- _ASSIGNMENT_:
Below are the records; copy every line in them that holds the string "đồng".
--------------------------------
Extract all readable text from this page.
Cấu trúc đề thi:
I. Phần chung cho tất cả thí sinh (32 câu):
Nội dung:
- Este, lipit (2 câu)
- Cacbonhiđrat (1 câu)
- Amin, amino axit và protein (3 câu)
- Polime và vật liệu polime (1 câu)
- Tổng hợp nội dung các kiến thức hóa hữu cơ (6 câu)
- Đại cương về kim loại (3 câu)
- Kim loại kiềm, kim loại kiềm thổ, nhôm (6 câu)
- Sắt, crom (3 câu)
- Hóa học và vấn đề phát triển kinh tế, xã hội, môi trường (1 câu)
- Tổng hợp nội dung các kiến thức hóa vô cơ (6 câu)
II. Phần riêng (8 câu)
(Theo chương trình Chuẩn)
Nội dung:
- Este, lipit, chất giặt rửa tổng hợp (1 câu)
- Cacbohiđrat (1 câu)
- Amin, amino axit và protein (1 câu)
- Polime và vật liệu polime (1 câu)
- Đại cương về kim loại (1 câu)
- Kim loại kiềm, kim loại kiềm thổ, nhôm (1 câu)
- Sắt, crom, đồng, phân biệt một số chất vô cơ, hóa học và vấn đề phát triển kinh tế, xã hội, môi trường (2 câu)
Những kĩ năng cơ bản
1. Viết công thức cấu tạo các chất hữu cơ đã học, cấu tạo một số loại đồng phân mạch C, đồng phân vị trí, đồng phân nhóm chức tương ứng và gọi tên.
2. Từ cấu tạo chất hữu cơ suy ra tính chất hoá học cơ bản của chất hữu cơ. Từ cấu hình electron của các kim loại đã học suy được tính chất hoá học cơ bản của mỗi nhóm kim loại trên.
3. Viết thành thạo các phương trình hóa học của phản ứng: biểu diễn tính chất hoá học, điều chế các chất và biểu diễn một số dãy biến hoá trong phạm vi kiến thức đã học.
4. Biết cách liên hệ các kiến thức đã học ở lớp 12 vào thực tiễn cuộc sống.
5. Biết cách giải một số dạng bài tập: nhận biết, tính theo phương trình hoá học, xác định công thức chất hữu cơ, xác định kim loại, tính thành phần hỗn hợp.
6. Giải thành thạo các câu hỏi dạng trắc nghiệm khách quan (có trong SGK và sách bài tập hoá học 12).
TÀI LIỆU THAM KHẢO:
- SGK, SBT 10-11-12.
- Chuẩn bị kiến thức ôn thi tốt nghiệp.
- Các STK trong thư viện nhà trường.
--------------------------------
- _ANSWER AREA_:
- Sắt, crom, đồng, phân biệt một số chất vô cơ, hóa học và vấn đề phát triển kinh tế, xã hội, môi trường (2 câu)
1. Viết công thức cấu tạo các chất hữu cơ đã học, cấu tạo một số loại đồng phân mạch C, đồng phân vị trí, đồng phân nhóm chức tương ứng và gọi tên.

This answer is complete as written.